Excerpts from a layout annotation set

###

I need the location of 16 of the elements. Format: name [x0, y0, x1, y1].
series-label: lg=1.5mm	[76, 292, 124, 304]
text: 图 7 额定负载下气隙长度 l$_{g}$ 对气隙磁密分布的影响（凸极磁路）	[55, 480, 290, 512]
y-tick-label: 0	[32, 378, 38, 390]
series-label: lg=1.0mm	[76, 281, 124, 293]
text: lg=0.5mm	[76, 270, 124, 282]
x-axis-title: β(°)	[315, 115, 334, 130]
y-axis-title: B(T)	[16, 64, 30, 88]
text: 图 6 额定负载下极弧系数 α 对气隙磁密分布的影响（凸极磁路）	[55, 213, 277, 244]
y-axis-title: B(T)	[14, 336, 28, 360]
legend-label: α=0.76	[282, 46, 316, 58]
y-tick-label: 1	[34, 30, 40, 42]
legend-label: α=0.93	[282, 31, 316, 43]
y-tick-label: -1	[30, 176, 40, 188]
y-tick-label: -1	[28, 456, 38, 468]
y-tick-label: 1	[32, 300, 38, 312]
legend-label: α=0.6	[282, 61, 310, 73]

###

Task requirements >> Print every line of the data above exactly as it appears.

Response to the task >>
I need the location of 16 of the elements. Format: name [x0, y0, x1, y1].
series-label: lg=1.5mm	[76, 292, 124, 304]
text: 图 7 额定负载下气隙长度 l$_{g}$ 对气隙磁密分布的影响（凸极磁路）	[55, 480, 290, 512]
y-tick-label: 0	[32, 378, 38, 390]
series-label: lg=1.0mm	[76, 281, 124, 293]
text: lg=0.5mm	[76, 270, 124, 282]
x-axis-title: β(°)	[315, 115, 334, 130]
y-axis-title: B(T)	[16, 64, 30, 88]
text: 图 6 额定负载下极弧系数 α 对气隙磁密分布的影响（凸极磁路）	[55, 213, 277, 244]
y-axis-title: B(T)	[14, 336, 28, 360]
legend-label: α=0.76	[282, 46, 316, 58]
y-tick-label: 1	[34, 30, 40, 42]
legend-label: α=0.93	[282, 31, 316, 43]
y-tick-label: -1	[30, 176, 40, 188]
y-tick-label: -1	[28, 456, 38, 468]
y-tick-label: 1	[32, 300, 38, 312]
legend-label: α=0.6	[282, 61, 310, 73]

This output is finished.